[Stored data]
■ ■ ■ ■ ■

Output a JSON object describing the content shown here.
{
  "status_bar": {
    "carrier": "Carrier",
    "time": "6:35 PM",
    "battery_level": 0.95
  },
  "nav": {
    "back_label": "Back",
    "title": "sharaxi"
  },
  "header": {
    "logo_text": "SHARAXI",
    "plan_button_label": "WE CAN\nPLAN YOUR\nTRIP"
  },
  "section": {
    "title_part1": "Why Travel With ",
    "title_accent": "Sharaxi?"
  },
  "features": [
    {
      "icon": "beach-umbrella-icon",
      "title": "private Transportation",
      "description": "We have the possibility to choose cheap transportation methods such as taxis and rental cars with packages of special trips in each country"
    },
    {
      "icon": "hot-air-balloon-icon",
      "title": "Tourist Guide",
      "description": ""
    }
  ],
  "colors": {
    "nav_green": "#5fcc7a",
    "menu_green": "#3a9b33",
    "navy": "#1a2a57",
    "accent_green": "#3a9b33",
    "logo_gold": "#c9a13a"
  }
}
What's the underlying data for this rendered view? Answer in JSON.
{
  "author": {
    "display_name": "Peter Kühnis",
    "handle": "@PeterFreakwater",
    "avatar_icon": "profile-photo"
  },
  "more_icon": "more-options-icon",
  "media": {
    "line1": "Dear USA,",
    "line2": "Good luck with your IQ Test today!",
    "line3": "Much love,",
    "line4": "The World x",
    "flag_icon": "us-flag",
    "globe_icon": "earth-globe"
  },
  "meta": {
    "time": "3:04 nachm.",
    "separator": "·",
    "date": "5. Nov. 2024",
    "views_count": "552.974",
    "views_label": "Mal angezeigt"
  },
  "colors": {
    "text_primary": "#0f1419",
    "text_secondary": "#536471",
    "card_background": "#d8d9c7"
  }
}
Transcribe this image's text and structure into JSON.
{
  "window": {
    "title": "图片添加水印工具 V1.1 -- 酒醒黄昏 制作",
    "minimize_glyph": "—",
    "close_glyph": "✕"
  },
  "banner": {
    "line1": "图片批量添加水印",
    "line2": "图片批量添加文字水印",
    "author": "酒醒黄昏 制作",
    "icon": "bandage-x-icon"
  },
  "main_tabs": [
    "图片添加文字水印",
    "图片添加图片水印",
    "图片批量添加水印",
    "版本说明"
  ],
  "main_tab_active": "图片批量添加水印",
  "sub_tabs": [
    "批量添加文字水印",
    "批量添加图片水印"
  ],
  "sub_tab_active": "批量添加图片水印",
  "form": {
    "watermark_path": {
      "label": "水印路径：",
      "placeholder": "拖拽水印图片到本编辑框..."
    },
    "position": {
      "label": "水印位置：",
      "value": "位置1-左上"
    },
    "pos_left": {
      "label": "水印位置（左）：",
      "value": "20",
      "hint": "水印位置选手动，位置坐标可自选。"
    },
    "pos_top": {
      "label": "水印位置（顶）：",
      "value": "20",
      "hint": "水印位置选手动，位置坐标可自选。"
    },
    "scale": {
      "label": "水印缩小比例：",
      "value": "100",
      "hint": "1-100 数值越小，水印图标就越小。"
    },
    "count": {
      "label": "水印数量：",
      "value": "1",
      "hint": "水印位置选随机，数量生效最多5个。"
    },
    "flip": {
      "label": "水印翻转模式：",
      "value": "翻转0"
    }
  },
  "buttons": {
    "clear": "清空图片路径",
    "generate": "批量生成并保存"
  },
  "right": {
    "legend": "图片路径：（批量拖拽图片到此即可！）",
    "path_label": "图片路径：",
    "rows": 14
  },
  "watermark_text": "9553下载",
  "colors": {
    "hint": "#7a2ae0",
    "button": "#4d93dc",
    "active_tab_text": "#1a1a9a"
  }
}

■ ■ ■ ■ ■

What is required
Copy all the lines, exactly.

Output of the exercise
Output a JSON object describing the content shown here.
{
  "status_bar": {
    "carrier": "Carrier",
    "time": "6:35 PM",
    "battery_level": 0.95
  },
  "nav": {
    "back_label": "Back",
    "title": "sharaxi"
  },
  "header": {
    "logo_text": "SHARAXI",
    "plan_button_label": "WE CAN\nPLAN YOUR\nTRIP"
  },
  "section": {
    "title_part1": "Why Travel With ",
    "title_accent": "Sharaxi?"
  },
  "features": [
    {
      "icon": "beach-umbrella-icon",
      "title": "private Transportation",
      "description": "We have the possibility to choose cheap transportation methods such as taxis and rental cars with packages of special trips in each country"
    },
    {
      "icon": "hot-air-balloon-icon",
      "title": "Tourist Guide",
      "description": ""
    }
  ],
  "colors": {
    "nav_green": "#5fcc7a",
    "menu_green": "#3a9b33",
    "navy": "#1a2a57",
    "accent_green": "#3a9b33",
    "logo_gold": "#c9a13a"
  }
}
What's the underlying data for this rendered view? Answer in JSON.
{
  "author": {
    "display_name": "Peter Kühnis",
    "handle": "@PeterFreakwater",
    "avatar_icon": "profile-photo"
  },
  "more_icon": "more-options-icon",
  "media": {
    "line1": "Dear USA,",
    "line2": "Good luck with your IQ Test today!",
    "line3": "Much love,",
    "line4": "The World x",
    "flag_icon": "us-flag",
    "globe_icon": "earth-globe"
  },
  "meta": {
    "time": "3:04 nachm.",
    "separator": "·",
    "date": "5. Nov. 2024",
    "views_count": "552.974",
    "views_label": "Mal angezeigt"
  },
  "colors": {
    "text_primary": "#0f1419",
    "text_secondary": "#536471",
    "card_background": "#d8d9c7"
  }
}
Transcribe this image's text and structure into JSON.
{
  "window": {
    "title": "图片添加水印工具 V1.1 -- 酒醒黄昏 制作",
    "minimize_glyph": "—",
    "close_glyph": "✕"
  },
  "banner": {
    "line1": "图片批量添加水印",
    "line2": "图片批量添加文字水印",
    "author": "酒醒黄昏 制作",
    "icon": "bandage-x-icon"
  },
  "main_tabs": [
    "图片添加文字水印",
    "图片添加图片水印",
    "图片批量添加水印",
    "版本说明"
  ],
  "main_tab_active": "图片批量添加水印",
  "sub_tabs": [
    "批量添加文字水印",
    "批量添加图片水印"
  ],
  "sub_tab_active": "批量添加图片水印",
  "form": {
    "watermark_path": {
      "label": "水印路径：",
      "placeholder": "拖拽水印图片到本编辑框..."
    },
    "position": {
      "label": "水印位置：",
      "value": "位置1-左上"
    },
    "pos_left": {
      "label": "水印位置（左）：",
      "value": "20",
      "hint": "水印位置选手动，位置坐标可自选。"
    },
    "pos_top": {
      "label": "水印位置（顶）：",
      "value": "20",
      "hint": "水印位置选手动，位置坐标可自选。"
    },
    "scale": {
      "label": "水印缩小比例：",
      "value": "100",
      "hint": "1-100 数值越小，水印图标就越小。"
    },
    "count": {
      "label": "水印数量：",
      "value": "1",
      "hint": "水印位置选随机，数量生效最多5个。"
    },
    "flip": {
      "label": "水印翻转模式：",
      "value": "翻转0"
    }
  },
  "buttons": {
    "clear": "清空图片路径",
    "generate": "批量生成并保存"
  },
  "right": {
    "legend": "图片路径：（批量拖拽图片到此即可！）",
    "path_label": "图片路径：",
    "rows": 14
  },
  "watermark_text": "9553下载",
  "colors": {
    "hint": "#7a2ae0",
    "button": "#4d93dc",
    "active_tab_text": "#1a1a9a"
  }
}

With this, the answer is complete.